-- AIM --
Give back the full material, exactly as it reads.

-- EXTRACTED MATERIAL --
BEGIN

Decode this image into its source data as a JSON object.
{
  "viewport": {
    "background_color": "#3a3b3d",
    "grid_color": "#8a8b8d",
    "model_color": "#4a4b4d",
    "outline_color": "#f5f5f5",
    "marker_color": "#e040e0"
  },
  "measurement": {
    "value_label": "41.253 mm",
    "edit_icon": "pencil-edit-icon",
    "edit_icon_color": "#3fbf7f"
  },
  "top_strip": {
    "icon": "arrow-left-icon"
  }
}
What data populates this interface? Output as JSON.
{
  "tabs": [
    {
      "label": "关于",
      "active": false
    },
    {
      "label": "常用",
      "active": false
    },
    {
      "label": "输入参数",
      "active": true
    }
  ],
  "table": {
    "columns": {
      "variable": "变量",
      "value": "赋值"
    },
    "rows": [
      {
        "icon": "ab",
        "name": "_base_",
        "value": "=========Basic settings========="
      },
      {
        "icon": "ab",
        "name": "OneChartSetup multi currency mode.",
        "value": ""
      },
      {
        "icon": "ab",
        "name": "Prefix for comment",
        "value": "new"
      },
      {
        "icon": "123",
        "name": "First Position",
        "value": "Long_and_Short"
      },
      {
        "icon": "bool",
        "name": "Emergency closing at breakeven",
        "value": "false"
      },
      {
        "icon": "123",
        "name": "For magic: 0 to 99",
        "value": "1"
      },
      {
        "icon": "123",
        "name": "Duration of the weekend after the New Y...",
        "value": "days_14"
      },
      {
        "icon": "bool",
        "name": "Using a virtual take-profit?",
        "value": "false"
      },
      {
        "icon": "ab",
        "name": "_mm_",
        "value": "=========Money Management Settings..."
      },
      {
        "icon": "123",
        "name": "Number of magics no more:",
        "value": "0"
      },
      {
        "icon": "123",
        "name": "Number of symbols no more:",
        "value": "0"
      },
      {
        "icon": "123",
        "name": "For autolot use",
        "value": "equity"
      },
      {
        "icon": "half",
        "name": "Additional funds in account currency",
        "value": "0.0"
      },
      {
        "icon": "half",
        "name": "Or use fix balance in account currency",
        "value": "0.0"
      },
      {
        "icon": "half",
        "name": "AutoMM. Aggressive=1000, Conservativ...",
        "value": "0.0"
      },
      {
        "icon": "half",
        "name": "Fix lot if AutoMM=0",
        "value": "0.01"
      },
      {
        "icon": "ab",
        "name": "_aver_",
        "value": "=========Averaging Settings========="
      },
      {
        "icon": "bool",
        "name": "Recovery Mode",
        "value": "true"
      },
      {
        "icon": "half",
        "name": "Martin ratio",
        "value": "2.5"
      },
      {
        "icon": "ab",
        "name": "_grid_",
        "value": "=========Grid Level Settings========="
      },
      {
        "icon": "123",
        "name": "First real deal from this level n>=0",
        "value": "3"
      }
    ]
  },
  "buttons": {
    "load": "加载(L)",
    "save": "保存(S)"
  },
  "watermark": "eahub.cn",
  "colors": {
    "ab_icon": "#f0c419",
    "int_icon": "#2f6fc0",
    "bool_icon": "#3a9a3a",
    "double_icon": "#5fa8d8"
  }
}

END

-- EXERCISE RESPONSE --
Decode this image into its source data as a JSON object.
{
  "viewport": {
    "background_color": "#3a3b3d",
    "grid_color": "#8a8b8d",
    "model_color": "#4a4b4d",
    "outline_color": "#f5f5f5",
    "marker_color": "#e040e0"
  },
  "measurement": {
    "value_label": "41.253 mm",
    "edit_icon": "pencil-edit-icon",
    "edit_icon_color": "#3fbf7f"
  },
  "top_strip": {
    "icon": "arrow-left-icon"
  }
}
What data populates this interface? Output as JSON.
{
  "tabs": [
    {
      "label": "关于",
      "active": false
    },
    {
      "label": "常用",
      "active": false
    },
    {
      "label": "输入参数",
      "active": true
    }
  ],
  "table": {
    "columns": {
      "variable": "变量",
      "value": "赋值"
    },
    "rows": [
      {
        "icon": "ab",
        "name": "_base_",
        "value": "=========Basic settings========="
      },
      {
        "icon": "ab",
        "name": "OneChartSetup multi currency mode.",
        "value": ""
      },
      {
        "icon": "ab",
        "name": "Prefix for comment",
        "value": "new"
      },
      {
        "icon": "123",
        "name": "First Position",
        "value": "Long_and_Short"
      },
      {
        "icon": "bool",
        "name": "Emergency closing at breakeven",
        "value": "false"
      },
      {
        "icon": "123",
        "name": "For magic: 0 to 99",
        "value": "1"
      },
      {
        "icon": "123",
        "name": "Duration of the weekend after the New Y...",
        "value": "days_14"
      },
      {
        "icon": "bool",
        "name": "Using a virtual take-profit?",
        "value": "false"
      },
      {
        "icon": "ab",
        "name": "_mm_",
        "value": "=========Money Management Settings..."
      },
      {
        "icon": "123",
        "name": "Number of magics no more:",
        "value": "0"
      },
      {
        "icon": "123",
        "name": "Number of symbols no more:",
        "value": "0"
      },
      {
        "icon": "123",
        "name": "For autolot use",
        "value": "equity"
      },
      {
        "icon": "half",
        "name": "Additional funds in account currency",
        "value": "0.0"
      },
      {
        "icon": "half",
        "name": "Or use fix balance in account currency",
        "value": "0.0"
      },
      {
        "icon": "half",
        "name": "AutoMM. Aggressive=1000, Conservativ...",
        "value": "0.0"
      },
      {
        "icon": "half",
        "name": "Fix lot if AutoMM=0",
        "value": "0.01"
      },
      {
        "icon": "ab",
        "name": "_aver_",
        "value": "=========Averaging Settings========="
      },
      {
        "icon": "bool",
        "name": "Recovery Mode",
        "value": "true"
      },
      {
        "icon": "half",
        "name": "Martin ratio",
        "value": "2.5"
      },
      {
        "icon": "ab",
        "name": "_grid_",
        "value": "=========Grid Level Settings========="
      },
      {
        "icon": "123",
        "name": "First real deal from this level n>=0",
        "value": "3"
      }
    ]
  },
  "buttons": {
    "load": "加载(L)",
    "save": "保存(S)"
  },
  "watermark": "eahub.cn",
  "colors": {
    "ab_icon": "#f0c419",
    "int_icon": "#2f6fc0",
    "bool_icon": "#3a9a3a",
    "double_icon": "#5fa8d8"
  }
}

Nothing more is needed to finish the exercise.